Data excerpts:
--------------------------------

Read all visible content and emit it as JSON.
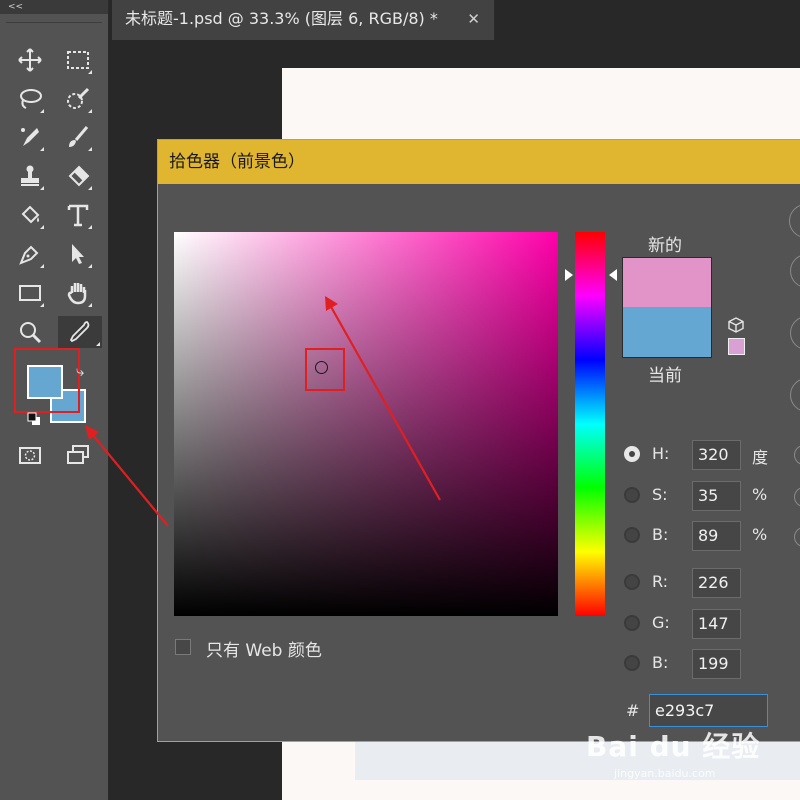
{
  "toolbar": {
    "collapse_label": "<<",
    "tools": [
      "move-icon",
      "marquee-icon",
      "lasso-icon",
      "quick-select-icon",
      "spot-heal-icon",
      "brush-icon",
      "stamp-icon",
      "eraser-icon",
      "paint-bucket-icon",
      "type-icon",
      "pen-icon",
      "path-select-icon",
      "rectangle-icon",
      "hand-icon",
      "zoom-icon",
      "eyedropper-icon"
    ],
    "foreground_color": "#66a7d1",
    "background_color": "#66a7d1"
  },
  "document_tab": {
    "title": "未标题-1.psd @ 33.3% (图层 6, RGB/8) *",
    "close": "✕"
  },
  "color_picker": {
    "title": "拾色器（前景色）",
    "new_label": "新的",
    "current_label": "当前",
    "new_color": "#e293c7",
    "current_color": "#63a7d2",
    "hue_color": "#ff00aa",
    "fields": {
      "h": {
        "label": "H:",
        "value": "320",
        "unit": "度"
      },
      "s": {
        "label": "S:",
        "value": "35",
        "unit": "%"
      },
      "b": {
        "label": "B:",
        "value": "89",
        "unit": "%"
      },
      "r": {
        "label": "R:",
        "value": "226"
      },
      "g": {
        "label": "G:",
        "value": "147"
      },
      "b2": {
        "label": "B:",
        "value": "199"
      }
    },
    "hex_label": "#",
    "hex_value": "e293c7",
    "web_only_label": "只有 Web 颜色"
  },
  "watermark": {
    "brand": "Bai du 经验",
    "url": "jingyan.baidu.com"
  },
  "annotation_color": "#e02020"
}
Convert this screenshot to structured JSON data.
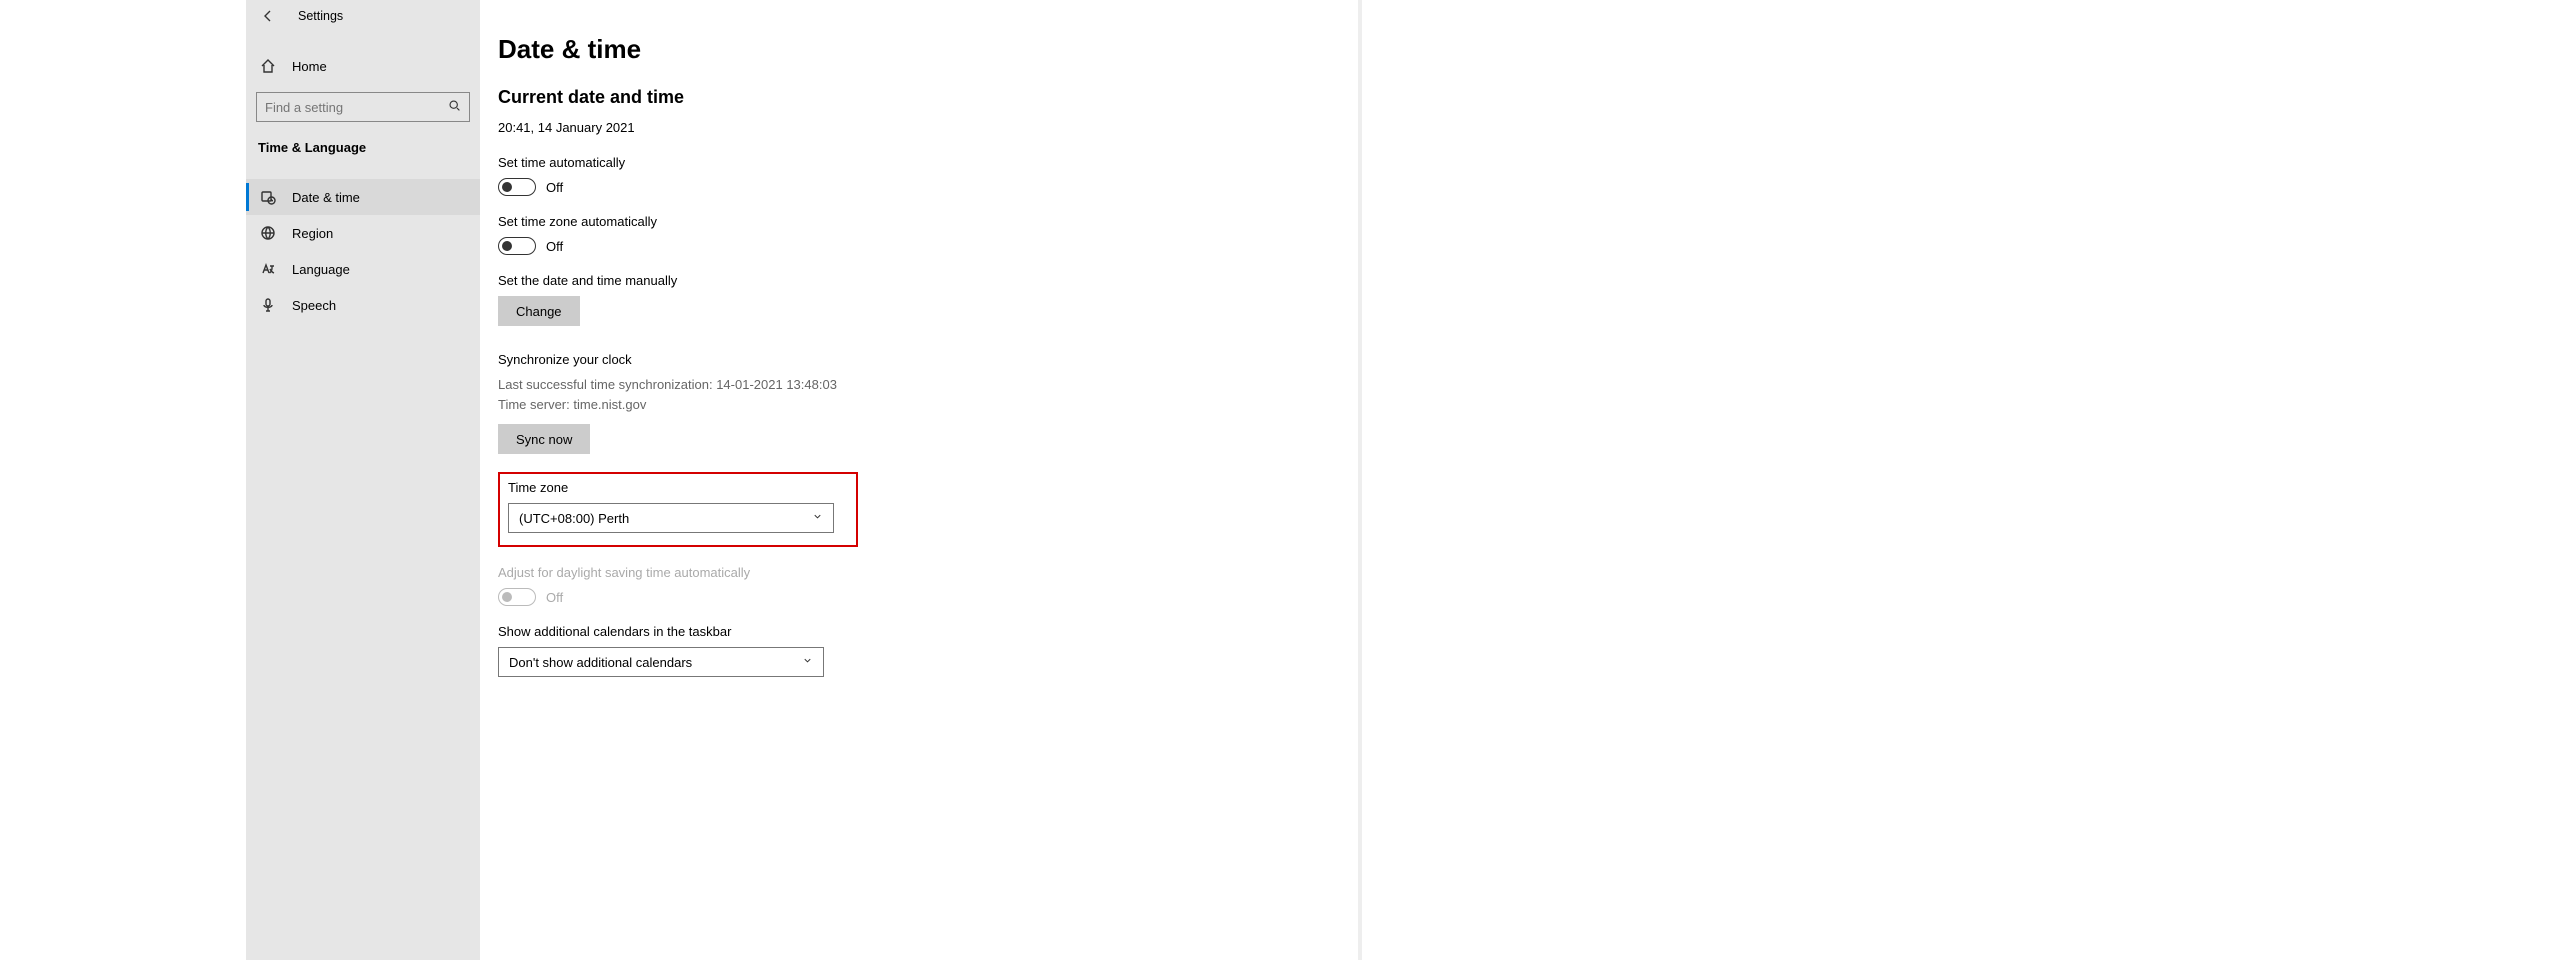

--------------------------------

* [Exercise description] Restate the data above word for word. Skip every picture.

* [Solved exercise]
Read all visible content and emit it as JSON.
{
  "toolbar": {
    "collapse_label": "<<",
    "tools": [
      "move-icon",
      "marquee-icon",
      "lasso-icon",
      "quick-select-icon",
      "spot-heal-icon",
      "brush-icon",
      "stamp-icon",
      "eraser-icon",
      "paint-bucket-icon",
      "type-icon",
      "pen-icon",
      "path-select-icon",
      "rectangle-icon",
      "hand-icon",
      "zoom-icon",
      "eyedropper-icon"
    ],
    "foreground_color": "#66a7d1",
    "background_color": "#66a7d1"
  },
  "document_tab": {
    "title": "未标题-1.psd @ 33.3% (图层 6, RGB/8) *",
    "close": "✕"
  },
  "color_picker": {
    "title": "拾色器（前景色）",
    "new_label": "新的",
    "current_label": "当前",
    "new_color": "#e293c7",
    "current_color": "#63a7d2",
    "hue_color": "#ff00aa",
    "fields": {
      "h": {
        "label": "H:",
        "value": "320",
        "unit": "度"
      },
      "s": {
        "label": "S:",
        "value": "35",
        "unit": "%"
      },
      "b": {
        "label": "B:",
        "value": "89",
        "unit": "%"
      },
      "r": {
        "label": "R:",
        "value": "226"
      },
      "g": {
        "label": "G:",
        "value": "147"
      },
      "b2": {
        "label": "B:",
        "value": "199"
      }
    },
    "hex_label": "#",
    "hex_value": "e293c7",
    "web_only_label": "只有 Web 颜色"
  },
  "watermark": {
    "brand": "Bai du 经验",
    "url": "jingyan.baidu.com"
  },
  "annotation_color": "#e02020"
}
Convert this screenshot to structured JSON data.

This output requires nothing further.